▶ _What is needed_
Set down the material below in full, matching it exactly.

---+---

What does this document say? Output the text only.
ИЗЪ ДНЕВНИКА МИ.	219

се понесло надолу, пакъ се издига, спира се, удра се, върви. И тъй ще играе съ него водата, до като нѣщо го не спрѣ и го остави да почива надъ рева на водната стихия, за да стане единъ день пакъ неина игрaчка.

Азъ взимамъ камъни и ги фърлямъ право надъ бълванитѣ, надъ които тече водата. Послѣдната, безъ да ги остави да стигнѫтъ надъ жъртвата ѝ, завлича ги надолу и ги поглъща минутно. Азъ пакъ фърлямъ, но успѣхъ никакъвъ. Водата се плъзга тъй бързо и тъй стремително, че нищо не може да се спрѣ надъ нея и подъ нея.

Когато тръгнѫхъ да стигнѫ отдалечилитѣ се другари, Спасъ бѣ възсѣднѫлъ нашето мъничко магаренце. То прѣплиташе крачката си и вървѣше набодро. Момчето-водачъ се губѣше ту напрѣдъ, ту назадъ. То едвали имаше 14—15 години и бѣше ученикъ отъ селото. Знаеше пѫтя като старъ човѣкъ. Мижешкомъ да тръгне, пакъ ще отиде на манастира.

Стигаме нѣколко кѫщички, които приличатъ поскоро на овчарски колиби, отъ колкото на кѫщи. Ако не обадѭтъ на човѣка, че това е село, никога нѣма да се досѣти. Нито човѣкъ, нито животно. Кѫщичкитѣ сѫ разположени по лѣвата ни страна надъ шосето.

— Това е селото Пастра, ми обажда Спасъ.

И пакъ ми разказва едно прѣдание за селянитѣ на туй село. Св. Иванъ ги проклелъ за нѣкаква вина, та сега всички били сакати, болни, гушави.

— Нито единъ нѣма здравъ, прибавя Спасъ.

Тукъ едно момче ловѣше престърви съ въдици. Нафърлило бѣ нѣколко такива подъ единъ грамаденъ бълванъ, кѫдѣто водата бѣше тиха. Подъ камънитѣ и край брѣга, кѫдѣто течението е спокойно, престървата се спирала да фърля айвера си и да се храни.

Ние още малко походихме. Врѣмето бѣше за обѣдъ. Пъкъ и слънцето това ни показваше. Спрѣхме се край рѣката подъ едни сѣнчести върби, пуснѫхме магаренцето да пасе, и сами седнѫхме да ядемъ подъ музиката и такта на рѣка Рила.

---+---

▶ _Answer to this exercise_
What does this document say? Output the text only.
ИЗЪ ДНЕВНИКА МИ.	219

се понесло надолу, пакъ се издига, спира се, удра се, върви. И тъй ще играе съ него водата, до като нѣщо го не спрѣ и го остави да почива надъ рева на водната стихия, за да стане единъ день пакъ неина игрaчка.

Азъ взимамъ камъни и ги фърлямъ право надъ бълванитѣ, надъ които тече водата. Послѣдната, безъ да ги остави да стигнѫтъ надъ жъртвата ѝ, завлича ги надолу и ги поглъща минутно. Азъ пакъ фърлямъ, но успѣхъ никакъвъ. Водата се плъзга тъй бързо и тъй стремително, че нищо не може да се спрѣ надъ нея и подъ нея.

Когато тръгнѫхъ да стигнѫ отдалечилитѣ се другари, Спасъ бѣ възсѣднѫлъ нашето мъничко магаренце. То прѣплиташе крачката си и вървѣше набодро. Момчето-водачъ се губѣше ту напрѣдъ, ту назадъ. То едвали имаше 14—15 години и бѣше ученикъ отъ селото. Знаеше пѫтя като старъ човѣкъ. Мижешкомъ да тръгне, пакъ ще отиде на манастира.

Стигаме нѣколко кѫщички, които приличатъ поскоро на овчарски колиби, отъ колкото на кѫщи. Ако не обадѭтъ на човѣка, че това е село, никога нѣма да се досѣти. Нито човѣкъ, нито животно. Кѫщичкитѣ сѫ разположени по лѣвата ни страна надъ шосето.

— Това е селото Пастра, ми обажда Спасъ.

И пакъ ми разказва едно прѣдание за селянитѣ на туй село. Св. Иванъ ги проклелъ за нѣкаква вина, та сега всички били сакати, болни, гушави.

— Нито единъ нѣма здравъ, прибавя Спасъ.

Тукъ едно момче ловѣше престърви съ въдици. Нафърлило бѣ нѣколко такива подъ единъ грамаденъ бълванъ, кѫдѣто водата бѣше тиха. Подъ камънитѣ и край брѣга, кѫдѣто течението е спокойно, престървата се спирала да фърля айвера си и да се храни.

Ние още малко походихме. Врѣмето бѣше за обѣдъ. Пъкъ и слънцето това ни показваше. Спрѣхме се край рѣката подъ едни сѣнчести върби, пуснѫхме магаренцето да пасе, и сами седнѫхме да ядемъ подъ музиката и такта на рѣка Рила.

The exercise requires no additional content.